[Dataset items]
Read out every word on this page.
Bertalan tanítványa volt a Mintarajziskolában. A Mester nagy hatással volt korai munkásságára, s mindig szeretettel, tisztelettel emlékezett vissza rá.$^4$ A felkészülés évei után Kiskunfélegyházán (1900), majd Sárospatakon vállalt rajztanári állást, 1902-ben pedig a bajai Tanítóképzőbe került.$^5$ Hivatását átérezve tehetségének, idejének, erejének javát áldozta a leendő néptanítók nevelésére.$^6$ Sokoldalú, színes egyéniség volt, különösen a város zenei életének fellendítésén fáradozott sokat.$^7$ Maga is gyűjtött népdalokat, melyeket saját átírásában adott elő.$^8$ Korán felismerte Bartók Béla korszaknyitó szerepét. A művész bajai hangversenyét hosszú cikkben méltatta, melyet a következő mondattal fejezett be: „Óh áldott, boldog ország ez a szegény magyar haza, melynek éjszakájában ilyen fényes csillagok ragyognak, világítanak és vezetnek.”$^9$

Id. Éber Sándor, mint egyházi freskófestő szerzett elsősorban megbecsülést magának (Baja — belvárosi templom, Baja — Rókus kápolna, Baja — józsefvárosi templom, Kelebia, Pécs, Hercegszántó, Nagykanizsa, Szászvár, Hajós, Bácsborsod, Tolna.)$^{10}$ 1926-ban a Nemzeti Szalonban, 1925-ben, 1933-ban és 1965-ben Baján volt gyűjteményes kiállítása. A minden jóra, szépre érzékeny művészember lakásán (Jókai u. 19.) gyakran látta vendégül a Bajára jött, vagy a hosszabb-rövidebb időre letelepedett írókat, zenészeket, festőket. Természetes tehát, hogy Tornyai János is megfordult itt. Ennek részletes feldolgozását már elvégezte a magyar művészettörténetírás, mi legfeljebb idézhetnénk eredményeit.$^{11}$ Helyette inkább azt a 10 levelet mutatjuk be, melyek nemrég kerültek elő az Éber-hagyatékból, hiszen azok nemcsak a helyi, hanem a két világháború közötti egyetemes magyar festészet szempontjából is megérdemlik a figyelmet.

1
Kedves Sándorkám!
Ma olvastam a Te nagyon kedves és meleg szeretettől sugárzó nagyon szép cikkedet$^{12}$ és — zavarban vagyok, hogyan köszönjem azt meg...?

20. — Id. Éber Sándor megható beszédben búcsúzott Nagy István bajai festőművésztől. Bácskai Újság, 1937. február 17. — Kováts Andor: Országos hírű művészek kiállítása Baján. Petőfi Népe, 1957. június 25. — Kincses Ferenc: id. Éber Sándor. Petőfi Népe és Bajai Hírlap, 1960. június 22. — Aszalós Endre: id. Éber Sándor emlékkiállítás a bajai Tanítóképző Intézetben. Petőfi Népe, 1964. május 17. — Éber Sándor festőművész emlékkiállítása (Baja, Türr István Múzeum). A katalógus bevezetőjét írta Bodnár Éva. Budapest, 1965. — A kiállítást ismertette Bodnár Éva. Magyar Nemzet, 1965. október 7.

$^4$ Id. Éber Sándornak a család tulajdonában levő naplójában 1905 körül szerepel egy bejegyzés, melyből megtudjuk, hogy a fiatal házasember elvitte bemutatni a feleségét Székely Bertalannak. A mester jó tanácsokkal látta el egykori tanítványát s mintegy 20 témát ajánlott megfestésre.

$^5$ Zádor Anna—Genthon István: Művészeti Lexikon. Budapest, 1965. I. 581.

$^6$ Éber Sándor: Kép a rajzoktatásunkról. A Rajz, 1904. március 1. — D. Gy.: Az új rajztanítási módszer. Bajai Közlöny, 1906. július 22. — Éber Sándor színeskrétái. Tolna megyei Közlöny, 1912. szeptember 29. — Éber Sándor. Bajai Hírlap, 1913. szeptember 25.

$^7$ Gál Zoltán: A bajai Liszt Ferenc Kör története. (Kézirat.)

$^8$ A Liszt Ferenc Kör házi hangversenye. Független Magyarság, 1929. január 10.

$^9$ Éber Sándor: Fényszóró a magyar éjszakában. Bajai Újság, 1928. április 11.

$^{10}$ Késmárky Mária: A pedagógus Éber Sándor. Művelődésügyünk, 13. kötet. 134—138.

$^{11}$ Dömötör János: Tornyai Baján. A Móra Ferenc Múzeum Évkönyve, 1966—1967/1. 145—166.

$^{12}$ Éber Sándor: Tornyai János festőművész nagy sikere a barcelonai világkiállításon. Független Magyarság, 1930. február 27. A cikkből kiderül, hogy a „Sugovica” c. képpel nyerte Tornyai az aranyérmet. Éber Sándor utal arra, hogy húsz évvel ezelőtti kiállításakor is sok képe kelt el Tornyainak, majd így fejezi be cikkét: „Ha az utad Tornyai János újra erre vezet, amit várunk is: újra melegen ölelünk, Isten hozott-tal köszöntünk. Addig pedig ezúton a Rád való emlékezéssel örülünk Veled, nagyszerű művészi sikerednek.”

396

* * *

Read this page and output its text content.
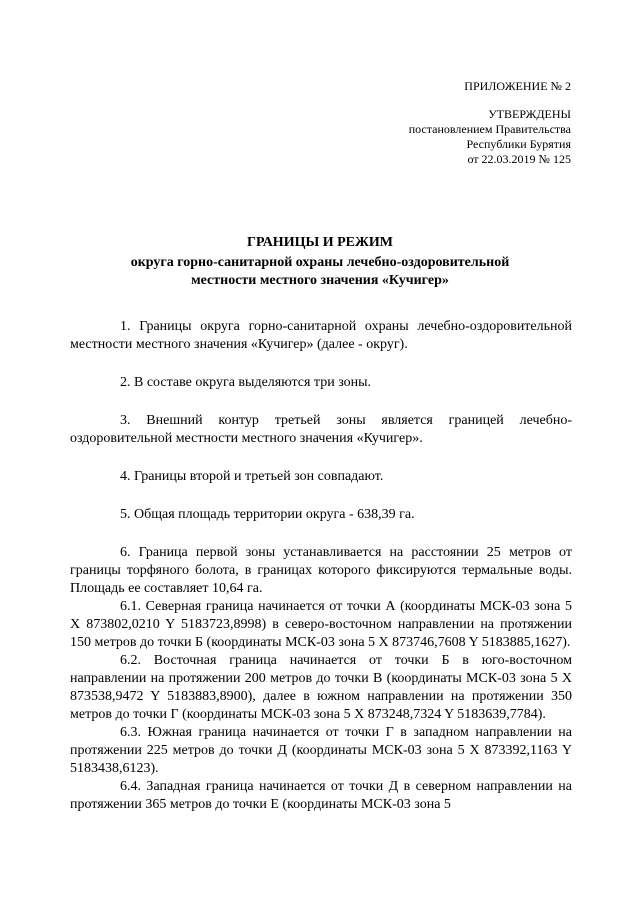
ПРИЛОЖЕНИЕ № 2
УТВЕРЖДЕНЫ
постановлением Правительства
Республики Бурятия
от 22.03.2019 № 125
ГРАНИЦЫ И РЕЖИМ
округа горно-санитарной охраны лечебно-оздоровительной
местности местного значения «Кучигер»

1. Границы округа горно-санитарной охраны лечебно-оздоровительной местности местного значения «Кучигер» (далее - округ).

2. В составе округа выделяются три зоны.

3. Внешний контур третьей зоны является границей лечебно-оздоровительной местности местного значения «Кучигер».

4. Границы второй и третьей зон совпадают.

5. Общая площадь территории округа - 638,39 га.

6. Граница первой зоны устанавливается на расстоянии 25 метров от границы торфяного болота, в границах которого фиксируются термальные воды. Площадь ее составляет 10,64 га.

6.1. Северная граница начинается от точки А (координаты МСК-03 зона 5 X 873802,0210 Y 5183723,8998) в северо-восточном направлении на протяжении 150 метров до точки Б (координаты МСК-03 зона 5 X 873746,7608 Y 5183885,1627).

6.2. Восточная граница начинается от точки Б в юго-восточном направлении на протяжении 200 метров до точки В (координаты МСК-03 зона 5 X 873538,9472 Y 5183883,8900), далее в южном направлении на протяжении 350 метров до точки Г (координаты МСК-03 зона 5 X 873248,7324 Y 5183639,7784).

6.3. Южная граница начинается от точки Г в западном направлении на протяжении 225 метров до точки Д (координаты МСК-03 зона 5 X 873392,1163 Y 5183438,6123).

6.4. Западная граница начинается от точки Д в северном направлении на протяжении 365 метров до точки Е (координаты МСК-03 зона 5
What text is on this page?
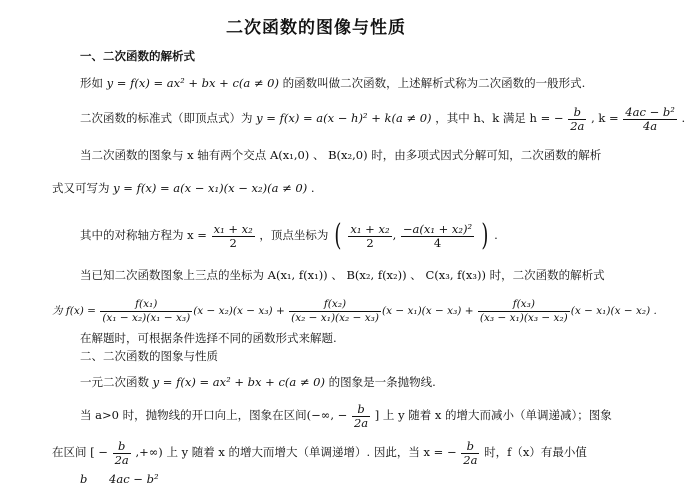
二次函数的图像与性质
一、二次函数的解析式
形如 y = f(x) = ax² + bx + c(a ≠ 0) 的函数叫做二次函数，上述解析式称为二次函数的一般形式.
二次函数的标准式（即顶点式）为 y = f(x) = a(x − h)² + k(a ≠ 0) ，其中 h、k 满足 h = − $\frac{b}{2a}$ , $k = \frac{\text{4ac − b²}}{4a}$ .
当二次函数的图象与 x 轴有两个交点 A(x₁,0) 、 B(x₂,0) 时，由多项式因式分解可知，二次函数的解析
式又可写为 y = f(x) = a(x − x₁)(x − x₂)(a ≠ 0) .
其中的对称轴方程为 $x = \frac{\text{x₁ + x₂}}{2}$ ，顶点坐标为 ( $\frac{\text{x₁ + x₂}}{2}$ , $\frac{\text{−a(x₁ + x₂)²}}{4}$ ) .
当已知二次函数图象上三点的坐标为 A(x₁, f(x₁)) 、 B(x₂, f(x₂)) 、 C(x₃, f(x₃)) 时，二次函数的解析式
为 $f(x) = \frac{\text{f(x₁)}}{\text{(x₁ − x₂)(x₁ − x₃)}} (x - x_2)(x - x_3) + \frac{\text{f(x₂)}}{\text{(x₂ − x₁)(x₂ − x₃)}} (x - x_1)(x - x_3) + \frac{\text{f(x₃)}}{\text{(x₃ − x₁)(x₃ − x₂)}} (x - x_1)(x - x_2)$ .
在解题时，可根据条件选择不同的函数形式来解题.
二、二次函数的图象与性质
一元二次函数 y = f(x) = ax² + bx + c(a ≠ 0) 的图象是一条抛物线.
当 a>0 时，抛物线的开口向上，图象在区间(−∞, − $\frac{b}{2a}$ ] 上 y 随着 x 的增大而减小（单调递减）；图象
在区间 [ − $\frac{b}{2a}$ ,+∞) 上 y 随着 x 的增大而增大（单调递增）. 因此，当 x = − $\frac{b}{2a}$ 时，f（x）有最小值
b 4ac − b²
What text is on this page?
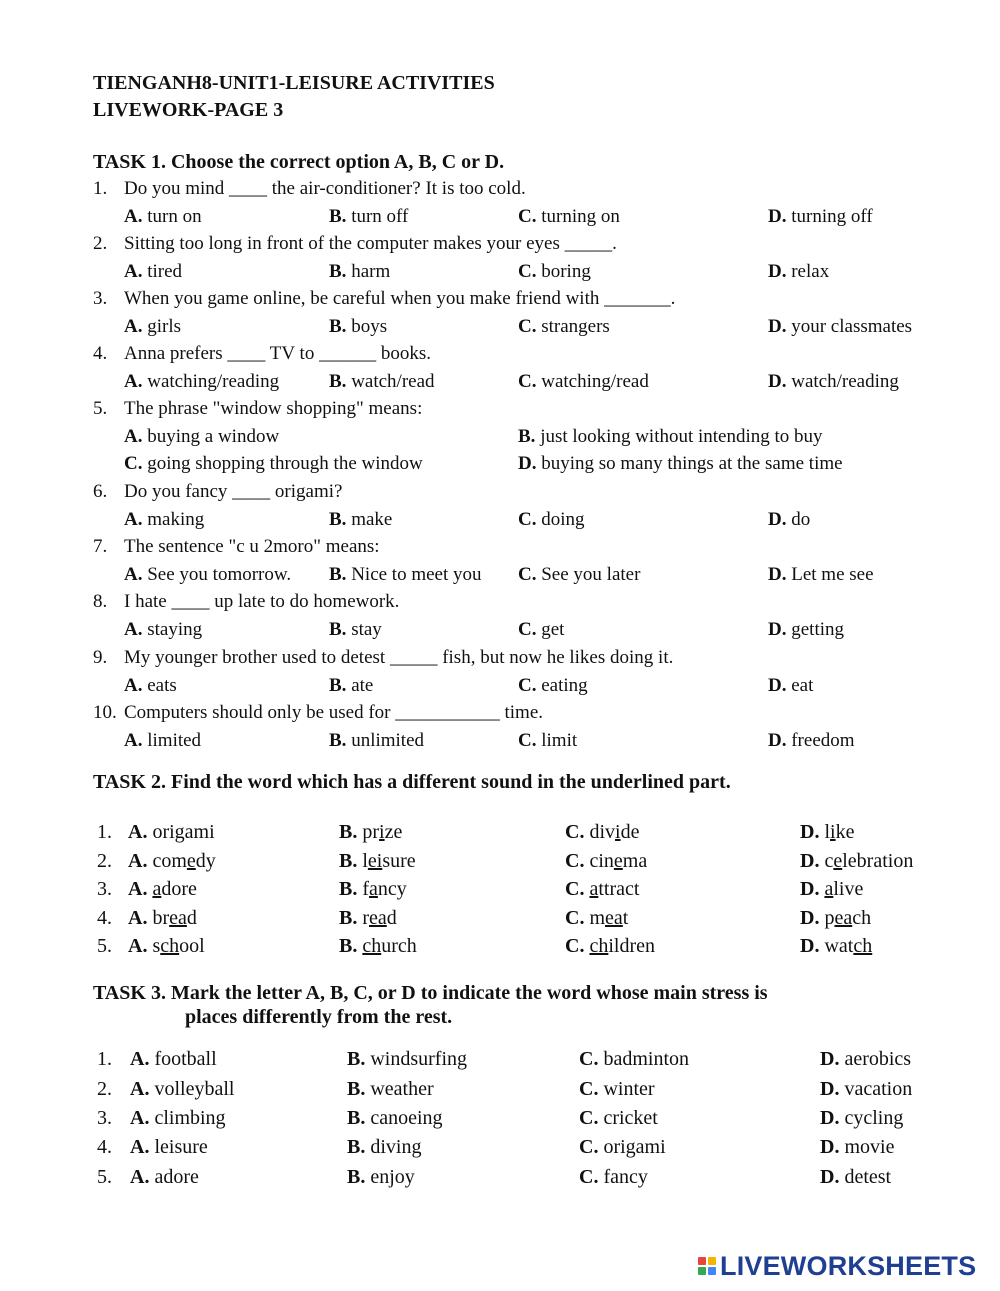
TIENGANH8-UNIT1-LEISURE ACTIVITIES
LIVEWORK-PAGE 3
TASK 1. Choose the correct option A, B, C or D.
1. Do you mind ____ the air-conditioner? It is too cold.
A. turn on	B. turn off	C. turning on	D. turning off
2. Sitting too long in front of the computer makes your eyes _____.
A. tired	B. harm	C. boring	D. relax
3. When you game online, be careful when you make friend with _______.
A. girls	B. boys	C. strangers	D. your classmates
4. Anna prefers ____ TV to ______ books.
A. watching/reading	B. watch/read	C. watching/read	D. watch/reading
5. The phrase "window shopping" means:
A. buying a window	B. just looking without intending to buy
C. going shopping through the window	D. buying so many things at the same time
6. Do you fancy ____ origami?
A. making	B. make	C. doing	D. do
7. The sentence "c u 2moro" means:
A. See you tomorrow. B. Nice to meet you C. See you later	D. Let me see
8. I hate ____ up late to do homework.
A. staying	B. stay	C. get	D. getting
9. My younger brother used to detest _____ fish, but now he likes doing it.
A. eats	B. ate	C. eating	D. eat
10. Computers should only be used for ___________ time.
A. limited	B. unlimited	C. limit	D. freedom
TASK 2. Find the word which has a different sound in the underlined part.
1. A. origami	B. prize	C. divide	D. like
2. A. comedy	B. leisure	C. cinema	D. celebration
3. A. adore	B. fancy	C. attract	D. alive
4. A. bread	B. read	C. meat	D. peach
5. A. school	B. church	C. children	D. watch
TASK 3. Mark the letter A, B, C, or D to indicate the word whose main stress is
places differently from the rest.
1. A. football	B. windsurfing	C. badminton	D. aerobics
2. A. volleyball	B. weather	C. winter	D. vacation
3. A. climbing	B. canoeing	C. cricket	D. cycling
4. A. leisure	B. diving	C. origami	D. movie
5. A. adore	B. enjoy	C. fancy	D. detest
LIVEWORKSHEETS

==

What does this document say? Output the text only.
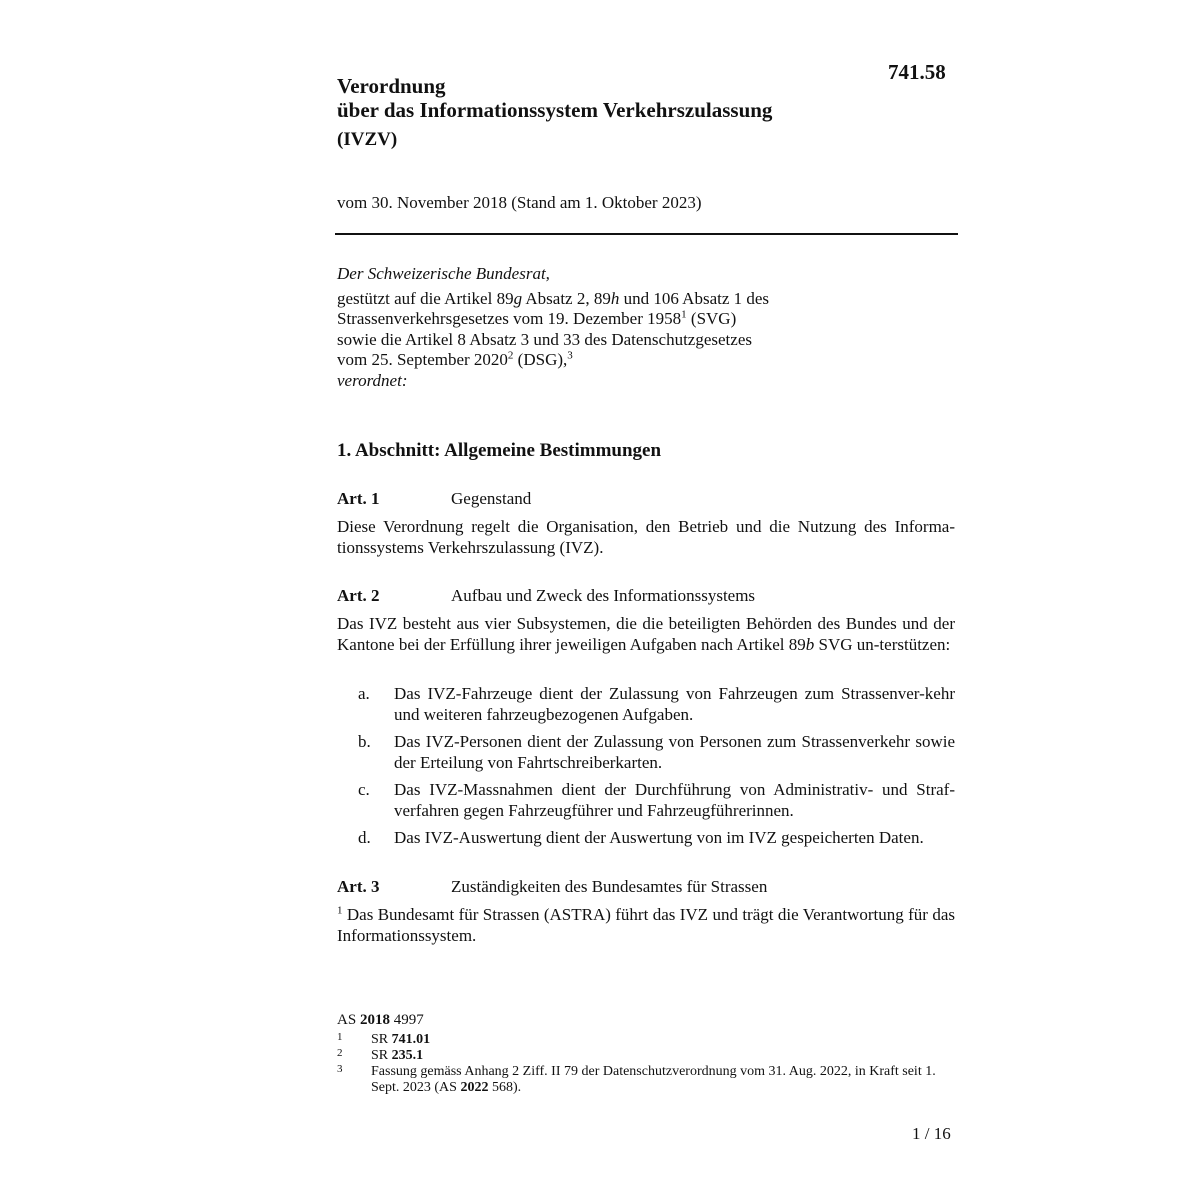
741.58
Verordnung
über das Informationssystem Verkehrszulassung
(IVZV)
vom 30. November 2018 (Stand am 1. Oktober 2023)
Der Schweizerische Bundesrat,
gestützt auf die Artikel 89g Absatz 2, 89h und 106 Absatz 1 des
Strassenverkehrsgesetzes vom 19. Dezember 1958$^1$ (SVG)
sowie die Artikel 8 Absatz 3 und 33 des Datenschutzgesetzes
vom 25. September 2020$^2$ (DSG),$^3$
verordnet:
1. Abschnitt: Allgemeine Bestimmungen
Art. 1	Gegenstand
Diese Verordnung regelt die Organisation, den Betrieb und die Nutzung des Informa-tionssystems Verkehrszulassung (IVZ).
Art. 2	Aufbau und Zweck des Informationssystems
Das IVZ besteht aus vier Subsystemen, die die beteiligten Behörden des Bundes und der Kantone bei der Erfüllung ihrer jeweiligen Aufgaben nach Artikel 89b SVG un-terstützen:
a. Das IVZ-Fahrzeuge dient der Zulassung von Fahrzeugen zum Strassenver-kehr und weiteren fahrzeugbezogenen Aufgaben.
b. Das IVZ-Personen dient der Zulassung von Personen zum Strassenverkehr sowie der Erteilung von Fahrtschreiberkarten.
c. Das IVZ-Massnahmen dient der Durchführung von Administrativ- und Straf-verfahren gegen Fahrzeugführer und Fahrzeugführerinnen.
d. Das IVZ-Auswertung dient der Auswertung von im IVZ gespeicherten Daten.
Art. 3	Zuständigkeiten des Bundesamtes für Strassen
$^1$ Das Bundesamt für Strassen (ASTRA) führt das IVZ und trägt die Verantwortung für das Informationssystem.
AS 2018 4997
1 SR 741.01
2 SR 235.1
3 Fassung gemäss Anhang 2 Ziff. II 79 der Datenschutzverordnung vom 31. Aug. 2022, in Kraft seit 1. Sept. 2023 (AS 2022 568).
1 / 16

### Exercise
Of the lines above, how many include the word "Absatz"? Reply with the number alone.

### Reply
2